Set down each entry from the block beneath, exactly as written.

DATASET ROWS ->

------------

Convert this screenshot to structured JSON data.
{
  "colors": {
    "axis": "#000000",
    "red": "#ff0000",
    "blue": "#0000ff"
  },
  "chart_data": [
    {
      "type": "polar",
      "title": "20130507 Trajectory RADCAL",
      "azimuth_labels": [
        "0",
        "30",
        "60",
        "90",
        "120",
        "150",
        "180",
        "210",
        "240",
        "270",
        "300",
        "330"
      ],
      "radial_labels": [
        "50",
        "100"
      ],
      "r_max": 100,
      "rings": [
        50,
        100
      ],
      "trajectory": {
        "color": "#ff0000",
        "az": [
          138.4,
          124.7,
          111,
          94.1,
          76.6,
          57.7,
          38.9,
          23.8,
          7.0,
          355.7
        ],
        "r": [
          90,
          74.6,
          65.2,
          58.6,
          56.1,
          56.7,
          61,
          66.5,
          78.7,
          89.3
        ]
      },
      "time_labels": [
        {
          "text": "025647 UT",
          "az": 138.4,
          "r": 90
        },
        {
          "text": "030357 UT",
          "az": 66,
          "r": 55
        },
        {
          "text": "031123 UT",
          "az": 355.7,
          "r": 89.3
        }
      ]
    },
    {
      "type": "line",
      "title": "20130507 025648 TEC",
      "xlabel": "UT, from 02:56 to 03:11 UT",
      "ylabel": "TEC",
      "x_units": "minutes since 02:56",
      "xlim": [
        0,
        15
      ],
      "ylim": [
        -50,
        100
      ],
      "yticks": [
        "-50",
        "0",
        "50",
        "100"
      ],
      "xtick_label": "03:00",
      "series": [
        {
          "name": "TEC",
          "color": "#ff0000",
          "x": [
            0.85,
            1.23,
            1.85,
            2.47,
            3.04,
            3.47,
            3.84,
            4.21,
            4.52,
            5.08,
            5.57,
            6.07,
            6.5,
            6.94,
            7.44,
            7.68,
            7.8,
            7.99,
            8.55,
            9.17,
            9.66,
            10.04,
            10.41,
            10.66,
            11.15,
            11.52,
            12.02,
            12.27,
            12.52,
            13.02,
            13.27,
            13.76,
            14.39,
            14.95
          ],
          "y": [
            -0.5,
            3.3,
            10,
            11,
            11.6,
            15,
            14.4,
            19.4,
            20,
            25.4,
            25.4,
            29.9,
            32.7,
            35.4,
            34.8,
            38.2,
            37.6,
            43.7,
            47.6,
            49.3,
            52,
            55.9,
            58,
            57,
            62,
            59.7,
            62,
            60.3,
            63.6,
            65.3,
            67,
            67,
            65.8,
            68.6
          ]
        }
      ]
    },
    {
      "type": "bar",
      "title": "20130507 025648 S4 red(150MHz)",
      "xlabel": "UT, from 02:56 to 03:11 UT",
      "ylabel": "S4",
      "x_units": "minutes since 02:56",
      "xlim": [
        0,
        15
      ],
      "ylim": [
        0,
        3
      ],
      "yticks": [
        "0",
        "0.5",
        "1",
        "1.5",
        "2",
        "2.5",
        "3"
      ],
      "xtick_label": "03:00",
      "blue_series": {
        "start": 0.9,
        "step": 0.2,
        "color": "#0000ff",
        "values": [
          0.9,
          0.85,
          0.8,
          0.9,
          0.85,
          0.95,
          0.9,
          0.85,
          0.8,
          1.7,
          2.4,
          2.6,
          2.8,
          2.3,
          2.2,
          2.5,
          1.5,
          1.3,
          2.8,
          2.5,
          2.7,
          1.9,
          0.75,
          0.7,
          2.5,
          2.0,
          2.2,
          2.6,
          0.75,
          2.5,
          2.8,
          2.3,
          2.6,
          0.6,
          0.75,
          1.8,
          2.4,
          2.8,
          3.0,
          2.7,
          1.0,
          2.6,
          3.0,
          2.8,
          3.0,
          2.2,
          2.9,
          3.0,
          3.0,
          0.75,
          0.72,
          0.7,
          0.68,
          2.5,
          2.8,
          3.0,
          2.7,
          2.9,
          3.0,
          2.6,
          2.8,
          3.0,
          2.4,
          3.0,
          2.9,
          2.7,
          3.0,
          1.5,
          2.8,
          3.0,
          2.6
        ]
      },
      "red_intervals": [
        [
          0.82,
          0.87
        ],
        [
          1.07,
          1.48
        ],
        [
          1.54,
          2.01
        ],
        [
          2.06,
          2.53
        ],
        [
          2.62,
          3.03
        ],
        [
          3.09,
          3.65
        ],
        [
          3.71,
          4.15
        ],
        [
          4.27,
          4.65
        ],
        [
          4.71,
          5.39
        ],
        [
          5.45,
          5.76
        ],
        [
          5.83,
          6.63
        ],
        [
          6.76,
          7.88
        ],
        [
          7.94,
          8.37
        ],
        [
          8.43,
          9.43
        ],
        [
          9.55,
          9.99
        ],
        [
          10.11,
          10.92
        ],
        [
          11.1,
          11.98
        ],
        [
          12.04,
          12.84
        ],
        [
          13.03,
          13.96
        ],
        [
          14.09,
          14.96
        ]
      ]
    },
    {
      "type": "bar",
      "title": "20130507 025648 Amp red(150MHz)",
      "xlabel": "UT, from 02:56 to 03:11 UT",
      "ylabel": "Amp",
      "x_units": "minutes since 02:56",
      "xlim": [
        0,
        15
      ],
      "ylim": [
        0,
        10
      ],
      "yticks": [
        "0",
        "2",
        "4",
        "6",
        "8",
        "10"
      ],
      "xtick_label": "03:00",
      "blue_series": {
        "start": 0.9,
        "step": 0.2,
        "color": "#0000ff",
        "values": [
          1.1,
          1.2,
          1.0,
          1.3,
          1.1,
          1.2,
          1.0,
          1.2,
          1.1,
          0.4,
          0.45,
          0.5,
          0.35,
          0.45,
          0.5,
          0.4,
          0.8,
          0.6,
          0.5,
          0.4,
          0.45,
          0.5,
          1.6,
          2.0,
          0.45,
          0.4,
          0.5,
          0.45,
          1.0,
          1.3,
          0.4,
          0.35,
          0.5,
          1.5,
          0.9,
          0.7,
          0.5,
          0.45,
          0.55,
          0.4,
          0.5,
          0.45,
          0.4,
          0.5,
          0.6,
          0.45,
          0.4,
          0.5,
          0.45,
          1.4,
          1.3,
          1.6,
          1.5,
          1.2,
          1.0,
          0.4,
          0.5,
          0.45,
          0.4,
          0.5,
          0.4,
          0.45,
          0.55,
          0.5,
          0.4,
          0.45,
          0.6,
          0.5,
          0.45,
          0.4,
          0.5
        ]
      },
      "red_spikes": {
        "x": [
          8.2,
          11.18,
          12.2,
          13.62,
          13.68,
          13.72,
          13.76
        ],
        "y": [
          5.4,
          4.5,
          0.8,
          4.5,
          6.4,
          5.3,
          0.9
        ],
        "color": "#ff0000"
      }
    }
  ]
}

------------

CORRECT ANSWER ->
Convert this screenshot to structured JSON data.
{
  "colors": {
    "axis": "#000000",
    "red": "#ff0000",
    "blue": "#0000ff"
  },
  "chart_data": [
    {
      "type": "polar",
      "title": "20130507 Trajectory RADCAL",
      "azimuth_labels": [
        "0",
        "30",
        "60",
        "90",
        "120",
        "150",
        "180",
        "210",
        "240",
        "270",
        "300",
        "330"
      ],
      "radial_labels": [
        "50",
        "100"
      ],
      "r_max": 100,
      "rings": [
        50,
        100
      ],
      "trajectory": {
        "color": "#ff0000",
        "az": [
          138.4,
          124.7,
          111,
          94.1,
          76.6,
          57.7,
          38.9,
          23.8,
          7.0,
          355.7
        ],
        "r": [
          90,
          74.6,
          65.2,
          58.6,
          56.1,
          56.7,
          61,
          66.5,
          78.7,
          89.3
        ]
      },
      "time_labels": [
        {
          "text": "025647 UT",
          "az": 138.4,
          "r": 90
        },
        {
          "text": "030357 UT",
          "az": 66,
          "r": 55
        },
        {
          "text": "031123 UT",
          "az": 355.7,
          "r": 89.3
        }
      ]
    },
    {
      "type": "line",
      "title": "20130507 025648 TEC",
      "xlabel": "UT, from 02:56 to 03:11 UT",
      "ylabel": "TEC",
      "x_units": "minutes since 02:56",
      "xlim": [
        0,
        15
      ],
      "ylim": [
        -50,
        100
      ],
      "yticks": [
        "-50",
        "0",
        "50",
        "100"
      ],
      "xtick_label": "03:00",
      "series": [
        {
          "name": "TEC",
          "color": "#ff0000",
          "x": [
            0.85,
            1.23,
            1.85,
            2.47,
            3.04,
            3.47,
            3.84,
            4.21,
            4.52,
            5.08,
            5.57,
            6.07,
            6.5,
            6.94,
            7.44,
            7.68,
            7.8,
            7.99,
            8.55,
            9.17,
            9.66,
            10.04,
            10.41,
            10.66,
            11.15,
            11.52,
            12.02,
            12.27,
            12.52,
            13.02,
            13.27,
            13.76,
            14.39,
            14.95
          ],
          "y": [
            -0.5,
            3.3,
            10,
            11,
            11.6,
            15,
            14.4,
            19.4,
            20,
            25.4,
            25.4,
            29.9,
            32.7,
            35.4,
            34.8,
            38.2,
            37.6,
            43.7,
            47.6,
            49.3,
            52,
            55.9,
            58,
            57,
            62,
            59.7,
            62,
            60.3,
            63.6,
            65.3,
            67,
            67,
            65.8,
            68.6
          ]
        }
      ]
    },
    {
      "type": "bar",
      "title": "20130507 025648 S4 red(150MHz)",
      "xlabel": "UT, from 02:56 to 03:11 UT",
      "ylabel": "S4",
      "x_units": "minutes since 02:56",
      "xlim": [
        0,
        15
      ],
      "ylim": [
        0,
        3
      ],
      "yticks": [
        "0",
        "0.5",
        "1",
        "1.5",
        "2",
        "2.5",
        "3"
      ],
      "xtick_label": "03:00",
      "blue_series": {
        "start": 0.9,
        "step": 0.2,
        "color": "#0000ff",
        "values": [
          0.9,
          0.85,
          0.8,
          0.9,
          0.85,
          0.95,
          0.9,
          0.85,
          0.8,
          1.7,
          2.4,
          2.6,
          2.8,
          2.3,
          2.2,
          2.5,
          1.5,
          1.3,
          2.8,
          2.5,
          2.7,
          1.9,
          0.75,
          0.7,
          2.5,
          2.0,
          2.2,
          2.6,
          0.75,
          2.5,
          2.8,
          2.3,
          2.6,
          0.6,
          0.75,
          1.8,
          2.4,
          2.8,
          3.0,
          2.7,
          1.0,
          2.6,
          3.0,
          2.8,
          3.0,
          2.2,
          2.9,
          3.0,
          3.0,
          0.75,
          0.72,
          0.7,
          0.68,
          2.5,
          2.8,
          3.0,
          2.7,
          2.9,
          3.0,
          2.6,
          2.8,
          3.0,
          2.4,
          3.0,
          2.9,
          2.7,
          3.0,
          1.5,
          2.8,
          3.0,
          2.6
        ]
      },
      "red_intervals": [
        [
          0.82,
          0.87
        ],
        [
          1.07,
          1.48
        ],
        [
          1.54,
          2.01
        ],
        [
          2.06,
          2.53
        ],
        [
          2.62,
          3.03
        ],
        [
          3.09,
          3.65
        ],
        [
          3.71,
          4.15
        ],
        [
          4.27,
          4.65
        ],
        [
          4.71,
          5.39
        ],
        [
          5.45,
          5.76
        ],
        [
          5.83,
          6.63
        ],
        [
          6.76,
          7.88
        ],
        [
          7.94,
          8.37
        ],
        [
          8.43,
          9.43
        ],
        [
          9.55,
          9.99
        ],
        [
          10.11,
          10.92
        ],
        [
          11.1,
          11.98
        ],
        [
          12.04,
          12.84
        ],
        [
          13.03,
          13.96
        ],
        [
          14.09,
          14.96
        ]
      ]
    },
    {
      "type": "bar",
      "title": "20130507 025648 Amp red(150MHz)",
      "xlabel": "UT, from 02:56 to 03:11 UT",
      "ylabel": "Amp",
      "x_units": "minutes since 02:56",
      "xlim": [
        0,
        15
      ],
      "ylim": [
        0,
        10
      ],
      "yticks": [
        "0",
        "2",
        "4",
        "6",
        "8",
        "10"
      ],
      "xtick_label": "03:00",
      "blue_series": {
        "start": 0.9,
        "step": 0.2,
        "color": "#0000ff",
        "values": [
          1.1,
          1.2,
          1.0,
          1.3,
          1.1,
          1.2,
          1.0,
          1.2,
          1.1,
          0.4,
          0.45,
          0.5,
          0.35,
          0.45,
          0.5,
          0.4,
          0.8,
          0.6,
          0.5,
          0.4,
          0.45,
          0.5,
          1.6,
          2.0,
          0.45,
          0.4,
          0.5,
          0.45,
          1.0,
          1.3,
          0.4,
          0.35,
          0.5,
          1.5,
          0.9,
          0.7,
          0.5,
          0.45,
          0.55,
          0.4,
          0.5,
          0.45,
          0.4,
          0.5,
          0.6,
          0.45,
          0.4,
          0.5,
          0.45,
          1.4,
          1.3,
          1.6,
          1.5,
          1.2,
          1.0,
          0.4,
          0.5,
          0.45,
          0.4,
          0.5,
          0.4,
          0.45,
          0.55,
          0.5,
          0.4,
          0.45,
          0.6,
          0.5,
          0.45,
          0.4,
          0.5
        ]
      },
      "red_spikes": {
        "x": [
          8.2,
          11.18,
          12.2,
          13.62,
          13.68,
          13.72,
          13.76
        ],
        "y": [
          5.4,
          4.5,
          0.8,
          4.5,
          6.4,
          5.3,
          0.9
        ],
        "color": "#ff0000"
      }
    }
  ]
}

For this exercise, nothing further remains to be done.